Extract each line from the entries below that has the string "GISS" in it.

* begin Records for this task *

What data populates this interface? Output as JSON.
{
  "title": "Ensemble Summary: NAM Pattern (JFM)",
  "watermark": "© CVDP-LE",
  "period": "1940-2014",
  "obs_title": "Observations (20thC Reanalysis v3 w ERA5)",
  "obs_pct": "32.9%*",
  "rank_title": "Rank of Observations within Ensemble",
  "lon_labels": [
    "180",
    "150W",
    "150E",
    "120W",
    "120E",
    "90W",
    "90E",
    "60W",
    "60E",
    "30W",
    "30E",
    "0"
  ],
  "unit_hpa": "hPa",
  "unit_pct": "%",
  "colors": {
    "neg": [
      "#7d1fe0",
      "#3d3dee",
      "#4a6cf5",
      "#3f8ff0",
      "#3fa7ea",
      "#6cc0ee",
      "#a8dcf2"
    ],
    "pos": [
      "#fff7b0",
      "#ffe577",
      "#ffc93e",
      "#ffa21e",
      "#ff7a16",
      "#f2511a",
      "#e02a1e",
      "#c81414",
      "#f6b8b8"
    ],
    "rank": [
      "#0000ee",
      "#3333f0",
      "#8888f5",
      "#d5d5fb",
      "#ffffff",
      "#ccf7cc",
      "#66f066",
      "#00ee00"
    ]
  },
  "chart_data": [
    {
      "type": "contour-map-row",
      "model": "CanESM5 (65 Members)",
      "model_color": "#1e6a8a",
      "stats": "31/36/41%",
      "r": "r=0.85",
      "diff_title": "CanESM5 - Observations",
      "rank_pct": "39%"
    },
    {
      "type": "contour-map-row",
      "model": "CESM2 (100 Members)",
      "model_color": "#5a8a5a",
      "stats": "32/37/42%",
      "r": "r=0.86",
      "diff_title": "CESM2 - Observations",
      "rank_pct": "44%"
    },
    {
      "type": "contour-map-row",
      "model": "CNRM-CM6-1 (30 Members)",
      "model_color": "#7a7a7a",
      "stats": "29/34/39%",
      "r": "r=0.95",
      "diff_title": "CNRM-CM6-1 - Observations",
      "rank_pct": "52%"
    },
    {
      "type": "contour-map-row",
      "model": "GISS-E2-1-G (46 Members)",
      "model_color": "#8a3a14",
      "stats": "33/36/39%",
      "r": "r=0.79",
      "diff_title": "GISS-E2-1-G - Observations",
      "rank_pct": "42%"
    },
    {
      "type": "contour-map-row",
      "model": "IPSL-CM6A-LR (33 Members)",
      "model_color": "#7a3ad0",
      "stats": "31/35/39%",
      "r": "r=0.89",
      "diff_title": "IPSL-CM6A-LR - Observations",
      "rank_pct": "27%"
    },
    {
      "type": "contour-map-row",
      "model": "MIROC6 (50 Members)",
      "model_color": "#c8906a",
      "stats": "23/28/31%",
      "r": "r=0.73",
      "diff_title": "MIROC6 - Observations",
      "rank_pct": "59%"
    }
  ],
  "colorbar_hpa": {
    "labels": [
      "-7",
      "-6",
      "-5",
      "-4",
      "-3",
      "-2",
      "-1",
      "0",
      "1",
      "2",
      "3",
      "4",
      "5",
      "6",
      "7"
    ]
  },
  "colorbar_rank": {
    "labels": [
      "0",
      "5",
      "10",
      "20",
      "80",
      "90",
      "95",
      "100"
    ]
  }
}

* end Records for this task *

» Task response
      "model": "GISS-E2-1-G (46 Members)",
      "diff_title": "GISS-E2-1-G - Observations",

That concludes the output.